Request: Your task is to reproduce the material exactly.
+---+
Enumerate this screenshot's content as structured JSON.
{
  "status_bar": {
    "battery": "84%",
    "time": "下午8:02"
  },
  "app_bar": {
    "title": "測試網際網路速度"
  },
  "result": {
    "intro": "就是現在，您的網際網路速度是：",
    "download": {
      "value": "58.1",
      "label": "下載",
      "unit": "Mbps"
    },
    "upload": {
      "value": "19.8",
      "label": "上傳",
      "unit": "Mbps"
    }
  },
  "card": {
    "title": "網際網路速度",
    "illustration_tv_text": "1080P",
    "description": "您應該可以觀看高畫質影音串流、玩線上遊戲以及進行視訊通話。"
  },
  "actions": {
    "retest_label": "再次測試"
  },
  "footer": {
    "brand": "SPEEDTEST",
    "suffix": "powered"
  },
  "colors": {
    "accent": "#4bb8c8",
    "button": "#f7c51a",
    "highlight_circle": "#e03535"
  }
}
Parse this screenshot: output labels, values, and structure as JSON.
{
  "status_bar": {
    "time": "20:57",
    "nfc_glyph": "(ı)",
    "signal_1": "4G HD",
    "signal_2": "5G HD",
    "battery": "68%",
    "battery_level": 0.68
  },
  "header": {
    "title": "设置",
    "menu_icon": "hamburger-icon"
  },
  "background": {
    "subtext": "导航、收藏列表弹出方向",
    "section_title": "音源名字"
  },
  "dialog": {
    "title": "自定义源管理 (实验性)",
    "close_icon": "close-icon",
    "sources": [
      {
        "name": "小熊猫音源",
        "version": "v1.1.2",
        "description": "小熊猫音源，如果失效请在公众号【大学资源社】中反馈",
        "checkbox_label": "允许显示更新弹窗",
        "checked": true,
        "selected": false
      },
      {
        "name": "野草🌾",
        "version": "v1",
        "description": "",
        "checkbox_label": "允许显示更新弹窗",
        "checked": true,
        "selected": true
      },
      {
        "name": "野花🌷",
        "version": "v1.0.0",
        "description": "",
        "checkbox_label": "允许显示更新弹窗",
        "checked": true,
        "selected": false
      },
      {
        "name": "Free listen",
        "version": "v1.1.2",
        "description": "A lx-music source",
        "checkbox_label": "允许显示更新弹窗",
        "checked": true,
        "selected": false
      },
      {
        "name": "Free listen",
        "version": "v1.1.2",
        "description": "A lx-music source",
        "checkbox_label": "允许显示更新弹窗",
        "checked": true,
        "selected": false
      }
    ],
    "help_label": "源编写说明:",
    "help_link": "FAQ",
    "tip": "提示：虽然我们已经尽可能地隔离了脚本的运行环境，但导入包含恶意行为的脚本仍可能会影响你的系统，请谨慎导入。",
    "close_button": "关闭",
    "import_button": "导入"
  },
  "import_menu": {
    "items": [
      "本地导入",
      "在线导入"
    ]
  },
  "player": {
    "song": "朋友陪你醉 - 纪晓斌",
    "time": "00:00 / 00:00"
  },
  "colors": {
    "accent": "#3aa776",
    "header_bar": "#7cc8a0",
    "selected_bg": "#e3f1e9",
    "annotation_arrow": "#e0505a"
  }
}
+---+
Answer to this problem:
Enumerate this screenshot's content as structured JSON.
{
  "status_bar": {
    "battery": "84%",
    "time": "下午8:02"
  },
  "app_bar": {
    "title": "測試網際網路速度"
  },
  "result": {
    "intro": "就是現在，您的網際網路速度是：",
    "download": {
      "value": "58.1",
      "label": "下載",
      "unit": "Mbps"
    },
    "upload": {
      "value": "19.8",
      "label": "上傳",
      "unit": "Mbps"
    }
  },
  "card": {
    "title": "網際網路速度",
    "illustration_tv_text": "1080P",
    "description": "您應該可以觀看高畫質影音串流、玩線上遊戲以及進行視訊通話。"
  },
  "actions": {
    "retest_label": "再次測試"
  },
  "footer": {
    "brand": "SPEEDTEST",
    "suffix": "powered"
  },
  "colors": {
    "accent": "#4bb8c8",
    "button": "#f7c51a",
    "highlight_circle": "#e03535"
  }
}
Parse this screenshot: output labels, values, and structure as JSON.
{
  "status_bar": {
    "time": "20:57",
    "nfc_glyph": "(ı)",
    "signal_1": "4G HD",
    "signal_2": "5G HD",
    "battery": "68%",
    "battery_level": 0.68
  },
  "header": {
    "title": "设置",
    "menu_icon": "hamburger-icon"
  },
  "background": {
    "subtext": "导航、收藏列表弹出方向",
    "section_title": "音源名字"
  },
  "dialog": {
    "title": "自定义源管理 (实验性)",
    "close_icon": "close-icon",
    "sources": [
      {
        "name": "小熊猫音源",
        "version": "v1.1.2",
        "description": "小熊猫音源，如果失效请在公众号【大学资源社】中反馈",
        "checkbox_label": "允许显示更新弹窗",
        "checked": true,
        "selected": false
      },
      {
        "name": "野草🌾",
        "version": "v1",
        "description": "",
        "checkbox_label": "允许显示更新弹窗",
        "checked": true,
        "selected": true
      },
      {
        "name": "野花🌷",
        "version": "v1.0.0",
        "description": "",
        "checkbox_label": "允许显示更新弹窗",
        "checked": true,
        "selected": false
      },
      {
        "name": "Free listen",
        "version": "v1.1.2",
        "description": "A lx-music source",
        "checkbox_label": "允许显示更新弹窗",
        "checked": true,
        "selected": false
      },
      {
        "name": "Free listen",
        "version": "v1.1.2",
        "description": "A lx-music source",
        "checkbox_label": "允许显示更新弹窗",
        "checked": true,
        "selected": false
      }
    ],
    "help_label": "源编写说明:",
    "help_link": "FAQ",
    "tip": "提示：虽然我们已经尽可能地隔离了脚本的运行环境，但导入包含恶意行为的脚本仍可能会影响你的系统，请谨慎导入。",
    "close_button": "关闭",
    "import_button": "导入"
  },
  "import_menu": {
    "items": [
      "本地导入",
      "在线导入"
    ]
  },
  "player": {
    "song": "朋友陪你醉 - 纪晓斌",
    "time": "00:00 / 00:00"
  },
  "colors": {
    "accent": "#3aa776",
    "header_bar": "#7cc8a0",
    "selected_bg": "#e3f1e9",
    "annotation_arrow": "#e0505a"
  }
}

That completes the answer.